Directions for this task >>
Count how many lines contain the word "CategoryController". Respond with the number alone.

Recorded information >>
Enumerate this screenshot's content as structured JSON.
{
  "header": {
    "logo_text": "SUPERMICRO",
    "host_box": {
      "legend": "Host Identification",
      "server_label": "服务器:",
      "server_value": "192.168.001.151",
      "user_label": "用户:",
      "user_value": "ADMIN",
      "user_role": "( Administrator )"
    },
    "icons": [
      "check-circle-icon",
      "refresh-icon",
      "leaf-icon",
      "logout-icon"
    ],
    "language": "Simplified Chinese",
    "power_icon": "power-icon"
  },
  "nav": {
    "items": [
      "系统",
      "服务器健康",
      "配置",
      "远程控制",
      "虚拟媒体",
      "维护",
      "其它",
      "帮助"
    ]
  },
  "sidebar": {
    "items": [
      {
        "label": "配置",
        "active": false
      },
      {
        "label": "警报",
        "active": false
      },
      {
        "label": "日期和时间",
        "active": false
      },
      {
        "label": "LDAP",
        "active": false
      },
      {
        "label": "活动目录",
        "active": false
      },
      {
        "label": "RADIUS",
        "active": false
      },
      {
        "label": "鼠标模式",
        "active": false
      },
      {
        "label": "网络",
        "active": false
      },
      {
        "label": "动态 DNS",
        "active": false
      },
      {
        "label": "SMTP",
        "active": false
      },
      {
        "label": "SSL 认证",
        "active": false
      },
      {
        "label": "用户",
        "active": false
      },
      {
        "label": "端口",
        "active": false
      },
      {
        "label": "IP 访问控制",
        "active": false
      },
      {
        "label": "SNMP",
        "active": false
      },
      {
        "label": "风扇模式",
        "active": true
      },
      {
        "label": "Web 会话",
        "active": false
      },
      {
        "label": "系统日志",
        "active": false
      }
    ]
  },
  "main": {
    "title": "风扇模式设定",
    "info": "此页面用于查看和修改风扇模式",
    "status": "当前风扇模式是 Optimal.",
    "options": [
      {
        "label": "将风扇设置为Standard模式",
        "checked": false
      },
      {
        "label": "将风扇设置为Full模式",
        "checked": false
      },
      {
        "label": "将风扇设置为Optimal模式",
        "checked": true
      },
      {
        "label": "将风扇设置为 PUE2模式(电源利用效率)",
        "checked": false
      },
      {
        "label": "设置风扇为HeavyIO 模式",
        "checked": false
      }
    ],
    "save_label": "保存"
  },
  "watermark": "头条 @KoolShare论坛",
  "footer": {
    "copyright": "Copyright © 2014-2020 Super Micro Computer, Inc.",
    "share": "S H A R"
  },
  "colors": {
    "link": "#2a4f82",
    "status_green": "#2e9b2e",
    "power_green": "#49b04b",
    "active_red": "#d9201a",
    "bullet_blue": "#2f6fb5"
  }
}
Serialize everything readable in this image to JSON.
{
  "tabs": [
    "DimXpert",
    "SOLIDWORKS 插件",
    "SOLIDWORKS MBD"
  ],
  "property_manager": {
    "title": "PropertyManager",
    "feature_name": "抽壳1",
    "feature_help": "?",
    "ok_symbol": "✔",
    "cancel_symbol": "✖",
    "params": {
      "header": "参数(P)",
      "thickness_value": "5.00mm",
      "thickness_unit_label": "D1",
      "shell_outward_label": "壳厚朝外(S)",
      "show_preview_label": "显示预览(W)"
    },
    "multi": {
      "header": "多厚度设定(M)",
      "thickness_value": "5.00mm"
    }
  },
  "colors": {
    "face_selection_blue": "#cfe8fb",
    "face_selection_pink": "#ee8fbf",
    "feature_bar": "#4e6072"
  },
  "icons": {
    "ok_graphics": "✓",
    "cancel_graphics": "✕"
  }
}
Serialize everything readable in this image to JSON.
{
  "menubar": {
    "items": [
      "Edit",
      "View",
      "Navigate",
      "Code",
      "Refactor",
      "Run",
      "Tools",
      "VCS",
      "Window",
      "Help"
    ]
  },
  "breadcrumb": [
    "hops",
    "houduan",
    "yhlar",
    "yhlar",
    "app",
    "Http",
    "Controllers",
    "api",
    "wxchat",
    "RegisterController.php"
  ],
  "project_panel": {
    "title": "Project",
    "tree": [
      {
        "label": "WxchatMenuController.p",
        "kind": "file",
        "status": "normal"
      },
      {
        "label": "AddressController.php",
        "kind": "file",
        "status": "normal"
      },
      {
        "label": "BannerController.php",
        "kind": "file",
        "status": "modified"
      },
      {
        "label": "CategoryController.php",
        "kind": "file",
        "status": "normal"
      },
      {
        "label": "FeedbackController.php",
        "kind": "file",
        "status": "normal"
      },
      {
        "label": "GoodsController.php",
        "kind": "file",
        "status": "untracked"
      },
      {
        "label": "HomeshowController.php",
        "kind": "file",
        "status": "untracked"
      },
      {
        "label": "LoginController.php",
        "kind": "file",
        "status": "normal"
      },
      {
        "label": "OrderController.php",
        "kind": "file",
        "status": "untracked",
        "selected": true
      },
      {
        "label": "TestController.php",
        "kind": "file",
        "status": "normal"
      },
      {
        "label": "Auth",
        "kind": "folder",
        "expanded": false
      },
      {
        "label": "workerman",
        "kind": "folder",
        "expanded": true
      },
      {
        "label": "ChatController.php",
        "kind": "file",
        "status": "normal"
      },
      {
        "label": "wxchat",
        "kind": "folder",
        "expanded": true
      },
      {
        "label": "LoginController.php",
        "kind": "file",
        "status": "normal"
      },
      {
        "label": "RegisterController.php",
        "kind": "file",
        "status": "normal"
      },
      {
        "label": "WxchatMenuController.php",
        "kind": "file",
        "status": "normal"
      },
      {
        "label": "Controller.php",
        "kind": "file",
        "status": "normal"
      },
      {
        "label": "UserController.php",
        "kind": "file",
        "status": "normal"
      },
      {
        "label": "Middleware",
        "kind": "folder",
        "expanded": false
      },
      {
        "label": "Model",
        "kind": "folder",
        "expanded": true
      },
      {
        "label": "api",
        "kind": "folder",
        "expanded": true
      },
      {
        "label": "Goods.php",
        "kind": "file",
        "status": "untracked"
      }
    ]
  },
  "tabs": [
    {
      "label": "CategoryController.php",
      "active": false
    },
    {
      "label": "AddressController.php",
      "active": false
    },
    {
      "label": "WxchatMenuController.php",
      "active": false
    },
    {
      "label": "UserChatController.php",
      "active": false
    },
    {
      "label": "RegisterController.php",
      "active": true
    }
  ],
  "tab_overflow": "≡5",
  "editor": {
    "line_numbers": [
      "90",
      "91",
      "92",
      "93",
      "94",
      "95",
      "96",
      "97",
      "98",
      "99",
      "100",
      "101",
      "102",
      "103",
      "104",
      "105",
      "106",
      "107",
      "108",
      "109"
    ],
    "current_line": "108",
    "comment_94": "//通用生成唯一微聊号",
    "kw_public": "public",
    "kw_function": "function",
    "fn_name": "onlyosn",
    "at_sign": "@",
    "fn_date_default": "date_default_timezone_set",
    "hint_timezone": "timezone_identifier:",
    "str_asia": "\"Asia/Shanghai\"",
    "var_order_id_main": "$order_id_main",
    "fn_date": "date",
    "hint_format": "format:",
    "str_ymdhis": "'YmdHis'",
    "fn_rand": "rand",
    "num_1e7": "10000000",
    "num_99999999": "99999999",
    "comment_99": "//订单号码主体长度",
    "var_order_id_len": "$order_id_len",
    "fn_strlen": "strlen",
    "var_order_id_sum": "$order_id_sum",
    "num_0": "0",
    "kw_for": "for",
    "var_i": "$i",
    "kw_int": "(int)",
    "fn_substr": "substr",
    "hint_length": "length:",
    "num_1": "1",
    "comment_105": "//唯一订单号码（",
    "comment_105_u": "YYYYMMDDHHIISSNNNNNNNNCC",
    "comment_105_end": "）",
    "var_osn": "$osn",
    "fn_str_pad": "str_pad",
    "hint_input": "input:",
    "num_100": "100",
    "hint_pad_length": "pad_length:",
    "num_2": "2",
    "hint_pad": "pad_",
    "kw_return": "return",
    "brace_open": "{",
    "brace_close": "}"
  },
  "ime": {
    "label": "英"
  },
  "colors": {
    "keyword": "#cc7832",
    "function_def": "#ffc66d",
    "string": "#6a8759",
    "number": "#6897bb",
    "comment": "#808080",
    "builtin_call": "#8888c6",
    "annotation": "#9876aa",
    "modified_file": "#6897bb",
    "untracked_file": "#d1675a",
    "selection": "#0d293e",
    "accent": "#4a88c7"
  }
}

Output below >>
2